*Extract to read*.
——————

Type Encoding Examples

// WS2812 RGB strip with GRB ordering
uint16_t type1 = TasmotaLed_3_RGB | TasmotaLed_GRB | TasmotaLed_WS2812;
// Binary: 0000 0000 0001 0001 = 0x0011

// SK6812 RGBW strip with RGB ordering and W first
uint16_t type2 = TasmotaLed_4_WRGB | TasmotaLed_RGB | TasmotaLed_Wxxx | TasmotaLed_SK6812;
// Binary: 0000 0001 1010 0010 = 0x01A2

// WS2812 RGB strip with BGR ordering
uint16_t type3 = TasmotaLed_3_RGB | TasmotaLed_BGR | TasmotaLed_WS2812;
// Binary: 0000 0000 0101 0001 = 0x0051

---

Hardware Acceleration

Hardware Support Matrix

Hardware	ESP32	ESP32-S2	ESP32-S3	ESP32-C3	ESP32-C2	ESP32-C6
RMT	✅	✅	✅	✅	❌	✅
SPI	✅	✅	✅	✅	✅	✅
I2S	✅	✅	✅	❌	❌	❌

Hardware Selection

Hardware acceleration is selected using the TasmotaLEDHardware enum:

enum TasmotaLEDHardware : uint32_t {
  TasmotaLed_HW_Default = 0x000000,  // Auto-select best available
  TasmotaLed_RMT  = (1 << 0) << 16,  // 0x010000 - RMT peripheral
  TasmotaLed_SPI  = (1 << 1) << 16,  // 0x020000 - SPI peripheral
  TasmotaLed_I2S  = (1 << 2) << 16,  // 0x040000 - I2S peripheral
  TasmotaLed_HW_None = 0xFF << 16,   // 0xFF0000 - No hardware support
};

Hardware Resolution Priority

When TasmotaLed_HW_Default is specified, the library selects hardware in this order:

1. RMT (if available) - Preferred for precision and low CPU overhead
2. I2S (if available) - Good for large strips
3. SPI (if available) - Fallback option, works on all ESP32 variants

Compile-Time Configuration

Hardware support can be enabled/disabled at compile time:

// In your build configuration or before including TasmotaLED
#define TASMOTALED_HARDWARE_RMT 1  // Enable RMT (default: 1)
#define TASMOTALED_HARDWARE_I2S 0  // Enable I2S (default: 0)
#define TASMOTALED_HARDWARE_SPI 0  // Enable SPI (default: 0)

Note: If no hardware is explicitly enabled, SPI is automatically enabled as fallback.

RMT Implementation

Advantages:

• Precise timing control (25ns resolution at 40MHz)
• Low CPU overhead
• Non-blocking operation with DMA
• Supports up to 8 channels (ESP32) or 4 channels (ESP32-S2/S3/C3)

Technical Details:

• Clock resolution: 40 MHz (25ns per tick)
• Memory block: 192 symbols (768 bytes)
• Transaction queue depth: 4
• Encoder: Custom LED strip encoder with bit-level control

Timing Precision:

WS2812: T0H=400ns (16 ticks), T0L=850ns (34 ticks)
        T1H=800ns (32 ticks), T1L=450ns (18 ticks)
        Reset=80µs (3200 ticks)

——————

*Data segment*.

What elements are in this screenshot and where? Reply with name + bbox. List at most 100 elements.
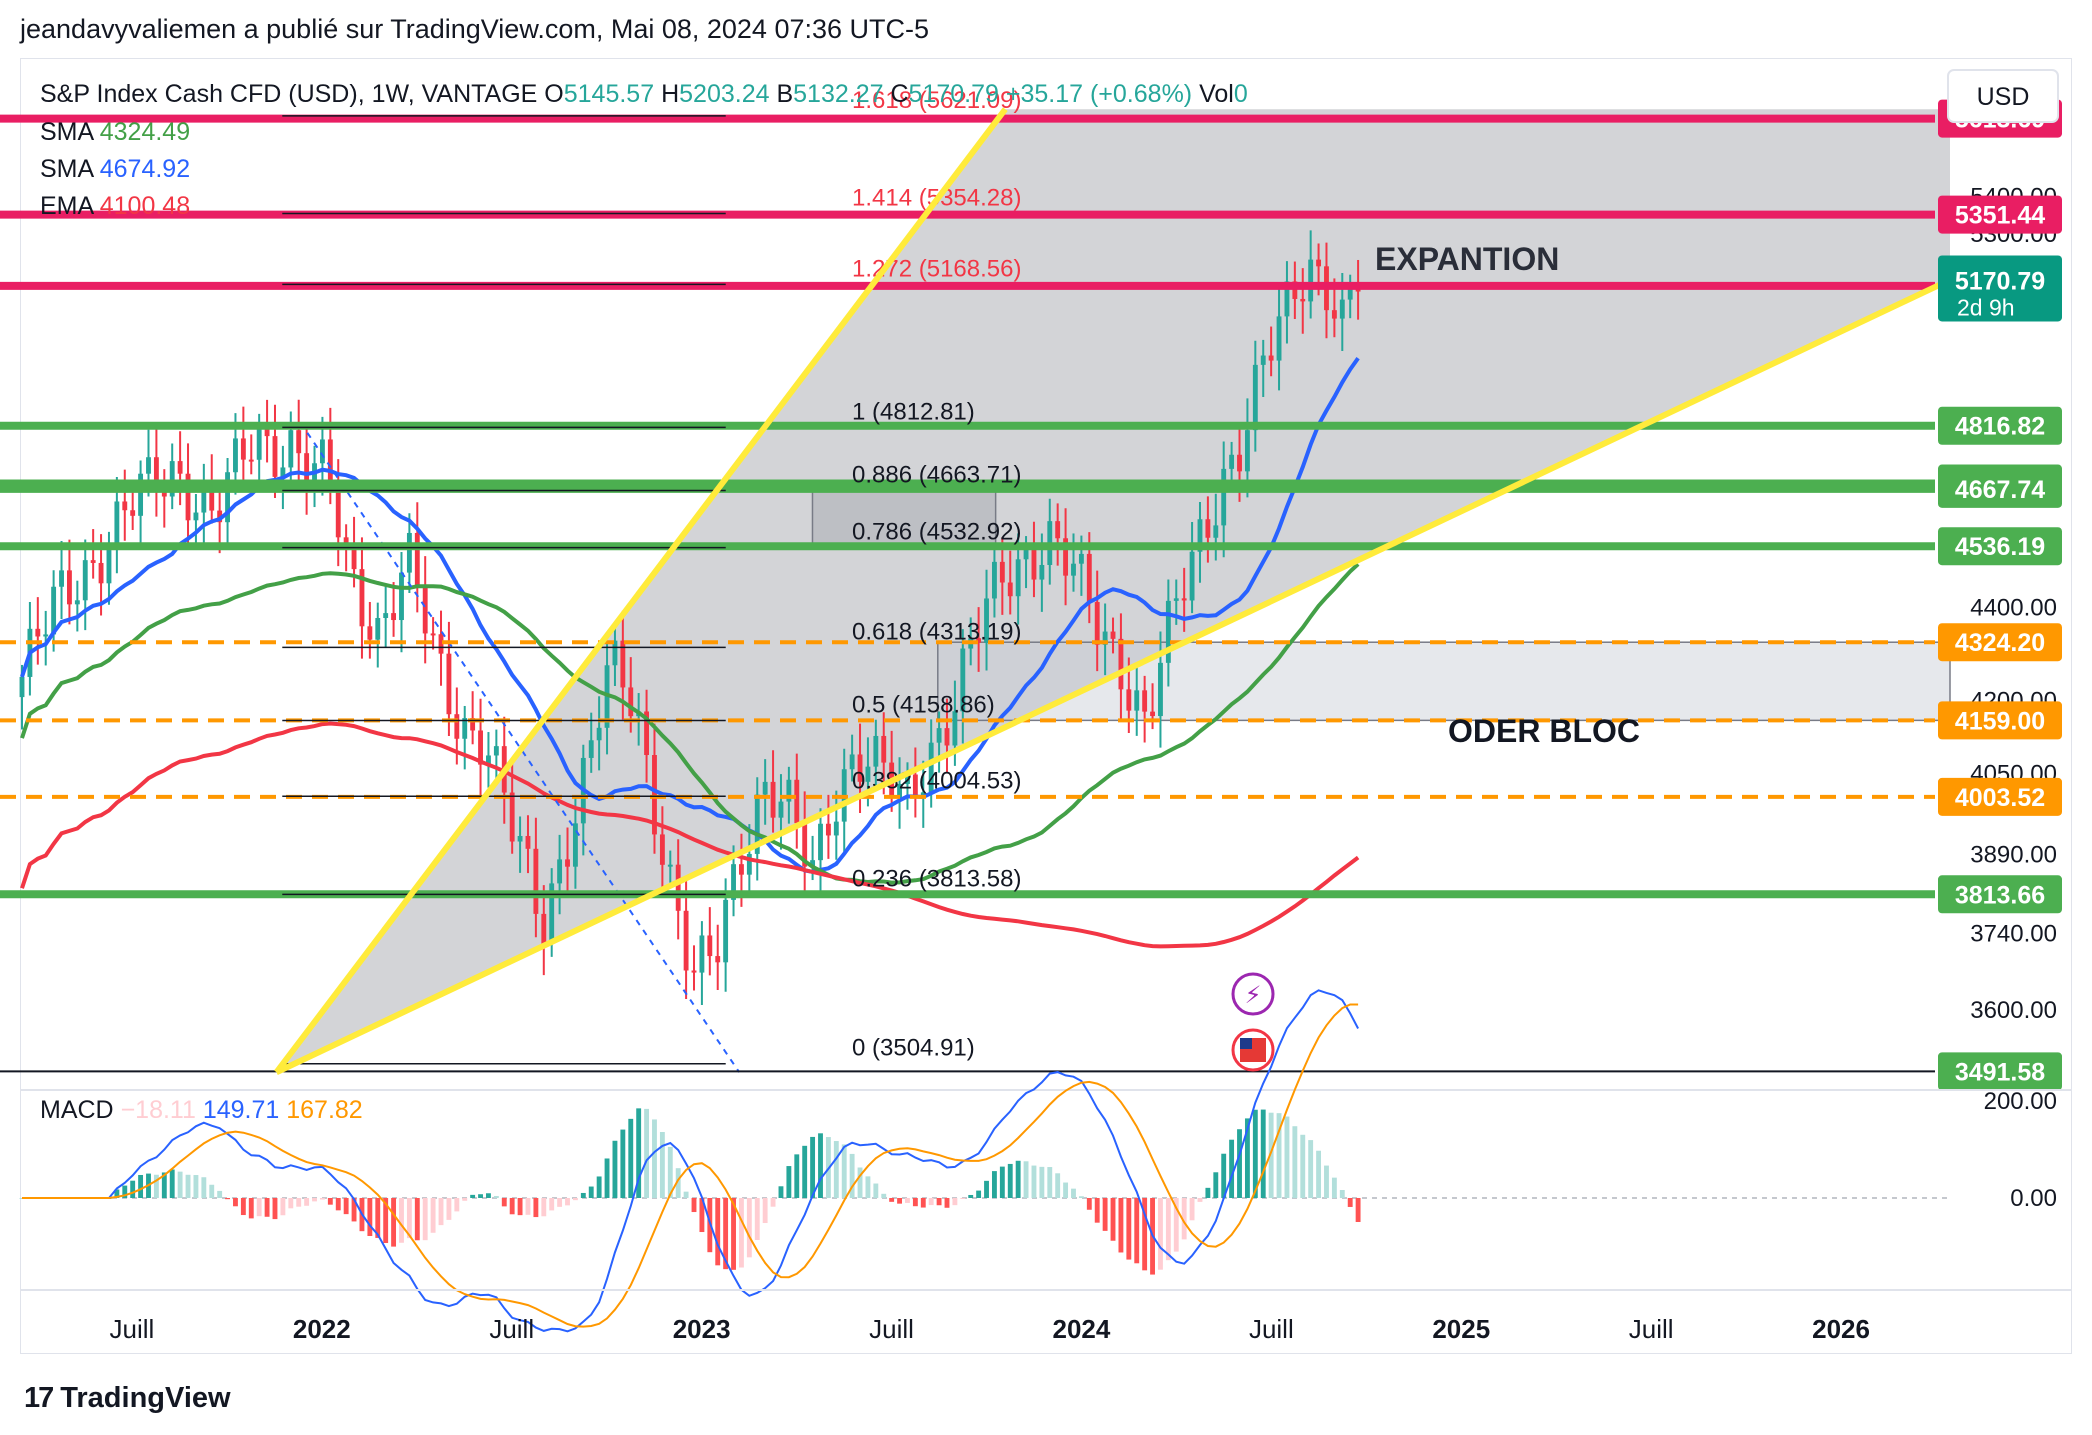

——————

*Complete the following*.
• 1. In the TasmotaLED text, which hardware does the library choose first when TasmotaLed_HW_Default is specified?
• 2. Please carry on the TasmotaLED text from the point where it stops.

*Answers in order*.
• 1. RMT, if it is available.

• 2.
SK6812: T0H=300ns (12 ticks), T0L=900ns (36 ticks)
        T1H=600ns (24 ticks), T1L=600ns (24 ticks)
        Reset=80µs (3200 ticks)

SPI Implementation

Advantages:

• Available on all ESP32 variants
• Works on ESP32-C2 (no RMT support)
• Reliable fallback option

Technical Details:

• Clock frequency: 2.5 MHz
• Each LED bit encoded as 3 SPI bits
• Bit encoding: 0 = 100, 1 = 110
• DMA support: Optional (auto-selected)
• Memory overhead: 3× pixel buffer size

Bit Encoding:

LED bit 0: SPI bits 100 (high for 400ns, low for 800ns at 2.5MHz)
LED bit 1: SPI bits 110 (high for 800ns, low for 400ns at 2.5MHz)

I2S Implementation

Status: Planned but not yet implemented

Advantages:

• Very high throughput
• Excellent for large LED installations
• Parallel data transmission

---

API Reference

TasmotaLED Class

Constructor

TasmotaLED(uint16_t type, uint16_t num_leds)

Creates a new TasmotaLED instance.

Parameters:

• type: LED type encoding (see LED Type Encoding section)
• num_leds: Number of LEDs in the strip

Example:

// Create a 60-LED WS2812 strip with GRB ordering
TasmotaLED strip(ws2812_grb, 60);

// Create a 100-LED SK6812 RGBW strip
TasmotaLED strip(sk6812_grbw, 100);

Destructor

~TasmotaLED()

Cleans up resources, frees buffers, and deletes the pusher instance.

Initialization Methods

SetPusher()

void SetPusher(TasmotaLEDPusher *pusher)

Sets the hardware pusher implementation. Must be called before Begin().

Parameters:

• pusher: Pointer to a TasmotaLEDPusher instance (RMT, SPI, or I2S)

Example:

TasmotaLED strip(ws2812_grb, 60);
TasmotaLEDPusher *pusher = TasmotaLEDPusher::Create(TasmotaLed_RMT, 5);
strip.SetPusher(pusher);

Begin()

bool Begin(void)

Initializes the hardware pusher and prepares the strip for operation.

Returns: true if initialization successful, false otherwise

Example:

if (strip.Begin()) {
  // Strip is ready to use
} else {
  // Initialization failed
}

Pixel Manipulation Methods

SetPixelColor()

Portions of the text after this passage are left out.